● **What you should do**: Here are records with pictures in them. Copy all of them exactly and leave the pictures out.

● **Record extracts**:
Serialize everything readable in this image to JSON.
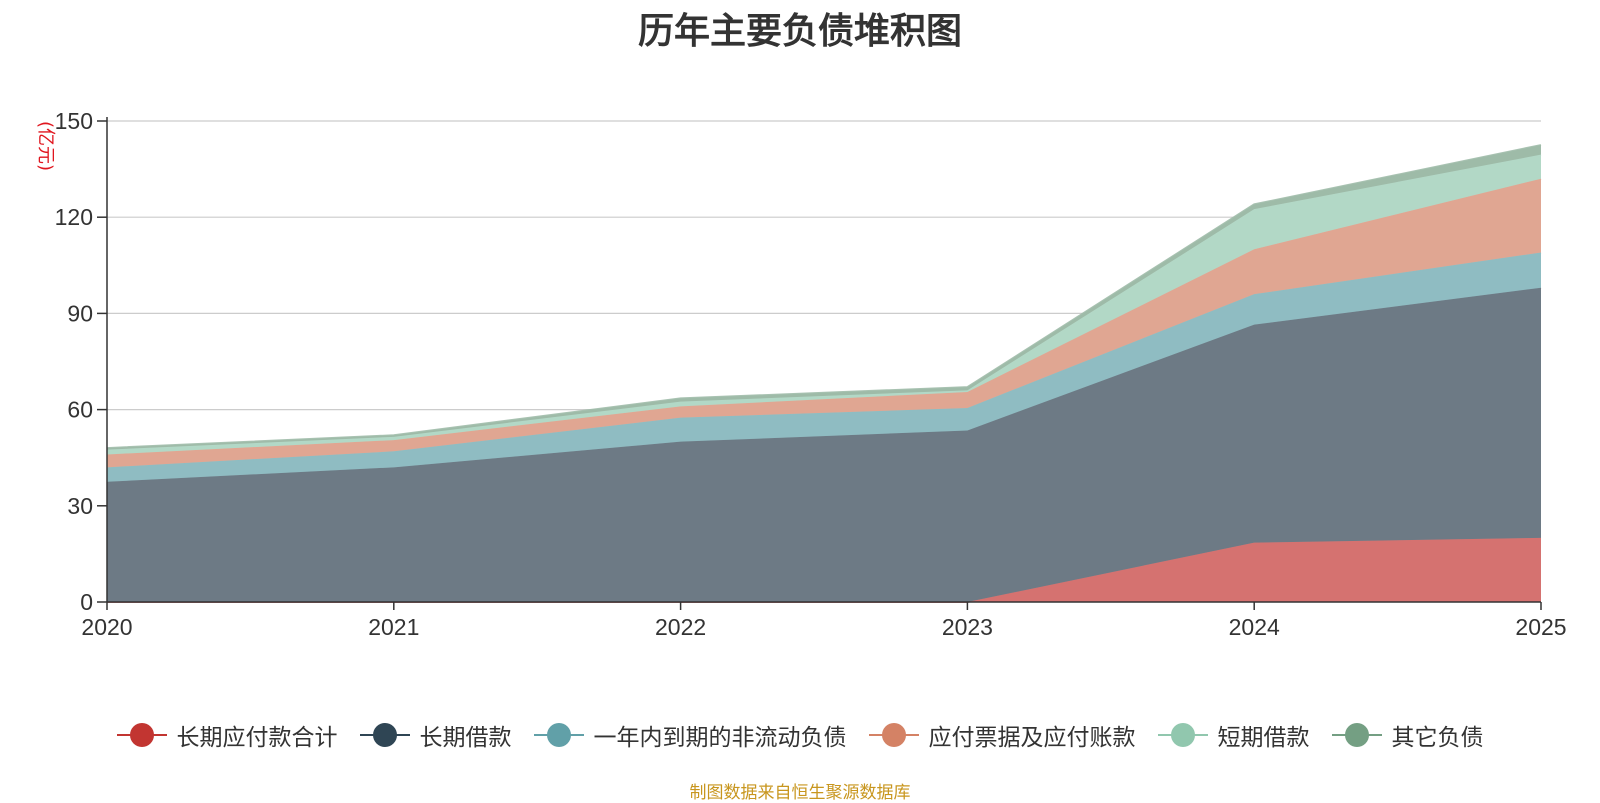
{
  "chart_data": {
    "type": "area",
    "stacked": true,
    "title": "历年主要负债堆积图",
    "ylabel": "(亿元)",
    "xlabel": "",
    "categories": [
      "2020",
      "2021",
      "2022",
      "2023",
      "2024",
      "2025"
    ],
    "ylim": [
      0,
      150
    ],
    "yticks": [
      0,
      30,
      60,
      90,
      120,
      150
    ],
    "grid": true,
    "legend_position": "bottom",
    "series": [
      {
        "name": "长期应付款合计",
        "color": "#c23531",
        "fill": "#d57270",
        "values": [
          0,
          0,
          0,
          0,
          18.5,
          20
        ]
      },
      {
        "name": "长期借款",
        "color": "#2f4554",
        "fill": "#6d7a85",
        "values": [
          37.5,
          42,
          50,
          53.5,
          68,
          78
        ]
      },
      {
        "name": "一年内到期的非流动负债",
        "color": "#61a0a8",
        "fill": "#8fbcc2",
        "values": [
          4.5,
          5,
          7.5,
          7,
          9.5,
          11
        ]
      },
      {
        "name": "应付票据及应付账款",
        "color": "#d48265",
        "fill": "#e0a692",
        "values": [
          4,
          3.5,
          3.5,
          5,
          14,
          23
        ]
      },
      {
        "name": "短期借款",
        "color": "#91c7ae",
        "fill": "#b2d8c6",
        "values": [
          1.5,
          1,
          1.5,
          0.5,
          12.5,
          7.5
        ]
      },
      {
        "name": "其它负债",
        "color": "#749f83",
        "fill": "#9ebba8",
        "values": [
          0.5,
          0.5,
          1,
          1,
          1.5,
          3
        ]
      }
    ]
  },
  "source": "制图数据来自恒生聚源数据库"
}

● **Solved exercise**:
Serialize everything readable in this image to JSON.
{
  "chart_data": {
    "type": "area",
    "stacked": true,
    "title": "历年主要负债堆积图",
    "ylabel": "(亿元)",
    "xlabel": "",
    "categories": [
      "2020",
      "2021",
      "2022",
      "2023",
      "2024",
      "2025"
    ],
    "ylim": [
      0,
      150
    ],
    "yticks": [
      0,
      30,
      60,
      90,
      120,
      150
    ],
    "grid": true,
    "legend_position": "bottom",
    "series": [
      {
        "name": "长期应付款合计",
        "color": "#c23531",
        "fill": "#d57270",
        "values": [
          0,
          0,
          0,
          0,
          18.5,
          20
        ]
      },
      {
        "name": "长期借款",
        "color": "#2f4554",
        "fill": "#6d7a85",
        "values": [
          37.5,
          42,
          50,
          53.5,
          68,
          78
        ]
      },
      {
        "name": "一年内到期的非流动负债",
        "color": "#61a0a8",
        "fill": "#8fbcc2",
        "values": [
          4.5,
          5,
          7.5,
          7,
          9.5,
          11
        ]
      },
      {
        "name": "应付票据及应付账款",
        "color": "#d48265",
        "fill": "#e0a692",
        "values": [
          4,
          3.5,
          3.5,
          5,
          14,
          23
        ]
      },
      {
        "name": "短期借款",
        "color": "#91c7ae",
        "fill": "#b2d8c6",
        "values": [
          1.5,
          1,
          1.5,
          0.5,
          12.5,
          7.5
        ]
      },
      {
        "name": "其它负债",
        "color": "#749f83",
        "fill": "#9ebba8",
        "values": [
          0.5,
          0.5,
          1,
          1,
          1.5,
          3
        ]
      }
    ]
  },
  "source": "制图数据来自恒生聚源数据库"
}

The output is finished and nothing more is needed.